Return all the data below as it stands, minus the pictures.

####

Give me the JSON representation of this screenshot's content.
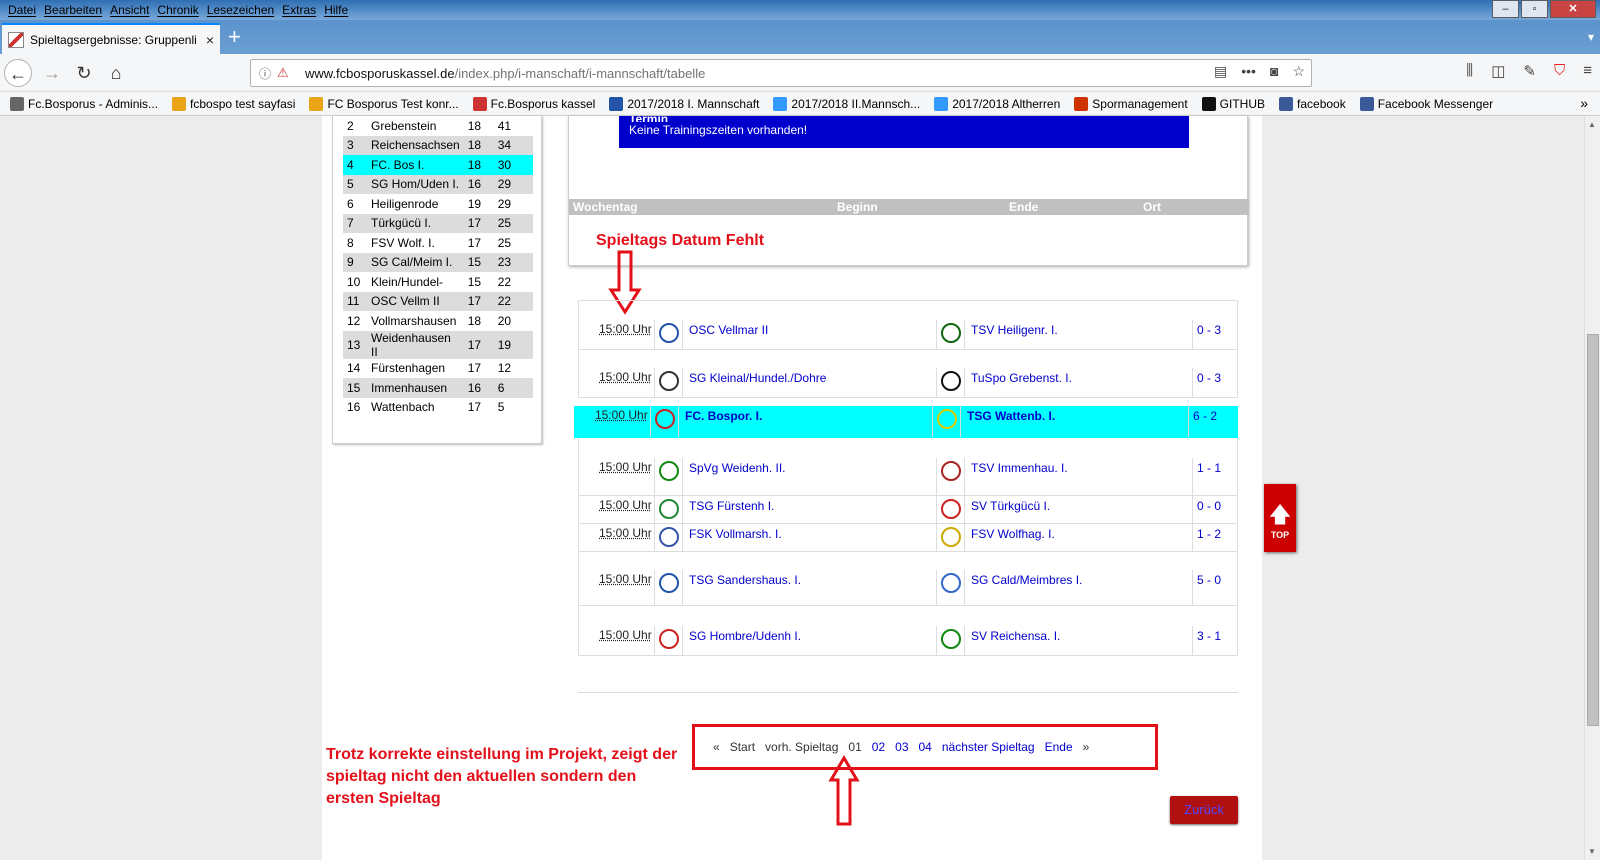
{
  "menubar": {
    "items": [
      "Datei",
      "Bearbeiten",
      "Ansicht",
      "Chronik",
      "Lesezeichen",
      "Extras",
      "Hilfe"
    ]
  },
  "tab": {
    "title": "Spieltagsergebnisse: Gruppenli",
    "close": "×",
    "new": "+"
  },
  "navbar": {
    "url_host": "www.fcbosporuskassel.de",
    "url_path": "/index.php/i-manschaft/i-mannschaft/tabelle"
  },
  "bookmarks": [
    {
      "label": "Fc.Bosporus - Adminis...",
      "color": "#666666"
    },
    {
      "label": "fcbospo test sayfasi",
      "color": "#e8a317"
    },
    {
      "label": "FC Bosporus Test konr...",
      "color": "#e8a317"
    },
    {
      "label": "Fc.Bosporus kassel",
      "color": "#cc3333"
    },
    {
      "label": "2017/2018 I. Mannschaft",
      "color": "#2255aa"
    },
    {
      "label": "2017/2018 II.Mannsch...",
      "color": "#3399ff"
    },
    {
      "label": "2017/2018 Altherren",
      "color": "#3399ff"
    },
    {
      "label": "Spormanagement",
      "color": "#cc3300"
    },
    {
      "label": "GITHUB",
      "color": "#111111"
    },
    {
      "label": "facebook",
      "color": "#3b5998"
    },
    {
      "label": "Facebook Messenger",
      "color": "#3b5998"
    }
  ],
  "standings": [
    {
      "rank": "2",
      "team": "Grebenstein",
      "games": "18",
      "points": "41"
    },
    {
      "rank": "3",
      "team": "Reichensachsen",
      "games": "18",
      "points": "34"
    },
    {
      "rank": "4",
      "team": "FC. Bos I.",
      "games": "18",
      "points": "30"
    },
    {
      "rank": "5",
      "team": "SG Hom/Uden I.",
      "games": "16",
      "points": "29"
    },
    {
      "rank": "6",
      "team": "Heiligenrode",
      "games": "19",
      "points": "29"
    },
    {
      "rank": "7",
      "team": "Türkgücü I.",
      "games": "17",
      "points": "25"
    },
    {
      "rank": "8",
      "team": "FSV Wolf. I.",
      "games": "17",
      "points": "25"
    },
    {
      "rank": "9",
      "team": "SG Cal/Meim I.",
      "games": "15",
      "points": "23"
    },
    {
      "rank": "10",
      "team": "Klein/Hundel-",
      "games": "15",
      "points": "22"
    },
    {
      "rank": "11",
      "team": "OSC Vellm II",
      "games": "17",
      "points": "22"
    },
    {
      "rank": "12",
      "team": "Vollmarshausen",
      "games": "18",
      "points": "20"
    },
    {
      "rank": "13",
      "team": "Weidenhausen II",
      "games": "17",
      "points": "19"
    },
    {
      "rank": "14",
      "team": "Fürstenhagen",
      "games": "17",
      "points": "12"
    },
    {
      "rank": "15",
      "team": "Immenhausen",
      "games": "16",
      "points": "6"
    },
    {
      "rank": "16",
      "team": "Wattenbach",
      "games": "17",
      "points": "5"
    }
  ],
  "training": {
    "title_partial": "Termin",
    "message": "Keine Trainingszeiten vorhanden!",
    "headers": {
      "day": "Wochentag",
      "start": "Beginn",
      "end": "Ende",
      "place": "Ort"
    }
  },
  "annotations": {
    "date_missing": "Spieltags Datum Fehlt",
    "note": "Trotz korrekte einstellung im Projekt, zeigt der spieltag nicht den aktuellen sondern den ersten Spieltag"
  },
  "matches": [
    {
      "time": "15:00 Uhr",
      "home": "OSC Vellmar II",
      "away": "TSV Heiligenr. I.",
      "score": "0 - 3",
      "home_color": "#2255aa",
      "away_color": "#116611"
    },
    {
      "time": "15:00 Uhr",
      "home": "SG Kleinal/Hundel./Dohre",
      "away": "TuSpo Grebenst. I.",
      "score": "0 - 3",
      "home_color": "#333333",
      "away_color": "#111111"
    },
    {
      "time": "15:00 Uhr",
      "home": "FC. Bospor. I.",
      "away": "TSG Wattenb. I.",
      "score": "6 - 2",
      "home_color": "#cc2222",
      "away_color": "#ddcc00"
    },
    {
      "time": "15:00 Uhr",
      "home": "SpVg Weidenh. II.",
      "away": "TSV Immenhau. I.",
      "score": "1 - 1",
      "home_color": "#118811",
      "away_color": "#aa2222"
    },
    {
      "time": "15:00 Uhr",
      "home": "TSG Fürstenh I.",
      "away": "SV Türkgücü I.",
      "score": "0 - 0",
      "home_color": "#228833",
      "away_color": "#cc2222"
    },
    {
      "time": "15:00 Uhr",
      "home": "FSK Vollmarsh. I.",
      "away": "FSV Wolfhag. I.",
      "score": "1 - 2",
      "home_color": "#3355aa",
      "away_color": "#ccaa00"
    },
    {
      "time": "15:00 Uhr",
      "home": "TSG Sandershaus. I.",
      "away": "SG Cald/Meimbres I.",
      "score": "5 - 0",
      "home_color": "#2255aa",
      "away_color": "#3366cc"
    },
    {
      "time": "15:00 Uhr",
      "home": "SG Hombre/Udenh I.",
      "away": "SV Reichensa. I.",
      "score": "3 - 1",
      "home_color": "#cc2222",
      "away_color": "#118811"
    }
  ],
  "pager": {
    "first_sym": "«",
    "start": "Start",
    "prev": "vorh. Spieltag",
    "pages": [
      "01",
      "02",
      "03",
      "04"
    ],
    "next": "nächster Spieltag",
    "end": "Ende",
    "last_sym": "»"
  },
  "buttons": {
    "back": "Zurück",
    "top": "TOP"
  },
  "colors": {
    "highlight": "#00ffff",
    "annotation": "#e3101a",
    "link": "#0000cc",
    "top_button": "#cc0000"
  }
}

####

Complete response —
Give me the JSON representation of this screenshot's content.
{
  "menubar": {
    "items": [
      "Datei",
      "Bearbeiten",
      "Ansicht",
      "Chronik",
      "Lesezeichen",
      "Extras",
      "Hilfe"
    ]
  },
  "tab": {
    "title": "Spieltagsergebnisse: Gruppenli",
    "close": "×",
    "new": "+"
  },
  "navbar": {
    "url_host": "www.fcbosporuskassel.de",
    "url_path": "/index.php/i-manschaft/i-mannschaft/tabelle"
  },
  "bookmarks": [
    {
      "label": "Fc.Bosporus - Adminis...",
      "color": "#666666"
    },
    {
      "label": "fcbospo test sayfasi",
      "color": "#e8a317"
    },
    {
      "label": "FC Bosporus Test konr...",
      "color": "#e8a317"
    },
    {
      "label": "Fc.Bosporus kassel",
      "color": "#cc3333"
    },
    {
      "label": "2017/2018 I. Mannschaft",
      "color": "#2255aa"
    },
    {
      "label": "2017/2018 II.Mannsch...",
      "color": "#3399ff"
    },
    {
      "label": "2017/2018 Altherren",
      "color": "#3399ff"
    },
    {
      "label": "Spormanagement",
      "color": "#cc3300"
    },
    {
      "label": "GITHUB",
      "color": "#111111"
    },
    {
      "label": "facebook",
      "color": "#3b5998"
    },
    {
      "label": "Facebook Messenger",
      "color": "#3b5998"
    }
  ],
  "standings": [
    {
      "rank": "2",
      "team": "Grebenstein",
      "games": "18",
      "points": "41"
    },
    {
      "rank": "3",
      "team": "Reichensachsen",
      "games": "18",
      "points": "34"
    },
    {
      "rank": "4",
      "team": "FC. Bos I.",
      "games": "18",
      "points": "30"
    },
    {
      "rank": "5",
      "team": "SG Hom/Uden I.",
      "games": "16",
      "points": "29"
    },
    {
      "rank": "6",
      "team": "Heiligenrode",
      "games": "19",
      "points": "29"
    },
    {
      "rank": "7",
      "team": "Türkgücü I.",
      "games": "17",
      "points": "25"
    },
    {
      "rank": "8",
      "team": "FSV Wolf. I.",
      "games": "17",
      "points": "25"
    },
    {
      "rank": "9",
      "team": "SG Cal/Meim I.",
      "games": "15",
      "points": "23"
    },
    {
      "rank": "10",
      "team": "Klein/Hundel-",
      "games": "15",
      "points": "22"
    },
    {
      "rank": "11",
      "team": "OSC Vellm II",
      "games": "17",
      "points": "22"
    },
    {
      "rank": "12",
      "team": "Vollmarshausen",
      "games": "18",
      "points": "20"
    },
    {
      "rank": "13",
      "team": "Weidenhausen II",
      "games": "17",
      "points": "19"
    },
    {
      "rank": "14",
      "team": "Fürstenhagen",
      "games": "17",
      "points": "12"
    },
    {
      "rank": "15",
      "team": "Immenhausen",
      "games": "16",
      "points": "6"
    },
    {
      "rank": "16",
      "team": "Wattenbach",
      "games": "17",
      "points": "5"
    }
  ],
  "training": {
    "title_partial": "Termin",
    "message": "Keine Trainingszeiten vorhanden!",
    "headers": {
      "day": "Wochentag",
      "start": "Beginn",
      "end": "Ende",
      "place": "Ort"
    }
  },
  "annotations": {
    "date_missing": "Spieltags Datum Fehlt",
    "note": "Trotz korrekte einstellung im Projekt, zeigt der spieltag nicht den aktuellen sondern den ersten Spieltag"
  },
  "matches": [
    {
      "time": "15:00 Uhr",
      "home": "OSC Vellmar II",
      "away": "TSV Heiligenr. I.",
      "score": "0 - 3",
      "home_color": "#2255aa",
      "away_color": "#116611"
    },
    {
      "time": "15:00 Uhr",
      "home": "SG Kleinal/Hundel./Dohre",
      "away": "TuSpo Grebenst. I.",
      "score": "0 - 3",
      "home_color": "#333333",
      "away_color": "#111111"
    },
    {
      "time": "15:00 Uhr",
      "home": "FC. Bospor. I.",
      "away": "TSG Wattenb. I.",
      "score": "6 - 2",
      "home_color": "#cc2222",
      "away_color": "#ddcc00"
    },
    {
      "time": "15:00 Uhr",
      "home": "SpVg Weidenh. II.",
      "away": "TSV Immenhau. I.",
      "score": "1 - 1",
      "home_color": "#118811",
      "away_color": "#aa2222"
    },
    {
      "time": "15:00 Uhr",
      "home": "TSG Fürstenh I.",
      "away": "SV Türkgücü I.",
      "score": "0 - 0",
      "home_color": "#228833",
      "away_color": "#cc2222"
    },
    {
      "time": "15:00 Uhr",
      "home": "FSK Vollmarsh. I.",
      "away": "FSV Wolfhag. I.",
      "score": "1 - 2",
      "home_color": "#3355aa",
      "away_color": "#ccaa00"
    },
    {
      "time": "15:00 Uhr",
      "home": "TSG Sandershaus. I.",
      "away": "SG Cald/Meimbres I.",
      "score": "5 - 0",
      "home_color": "#2255aa",
      "away_color": "#3366cc"
    },
    {
      "time": "15:00 Uhr",
      "home": "SG Hombre/Udenh I.",
      "away": "SV Reichensa. I.",
      "score": "3 - 1",
      "home_color": "#cc2222",
      "away_color": "#118811"
    }
  ],
  "pager": {
    "first_sym": "«",
    "start": "Start",
    "prev": "vorh. Spieltag",
    "pages": [
      "01",
      "02",
      "03",
      "04"
    ],
    "next": "nächster Spieltag",
    "end": "Ende",
    "last_sym": "»"
  },
  "buttons": {
    "back": "Zurück",
    "top": "TOP"
  },
  "colors": {
    "highlight": "#00ffff",
    "annotation": "#e3101a",
    "link": "#0000cc",
    "top_button": "#cc0000"
  }
}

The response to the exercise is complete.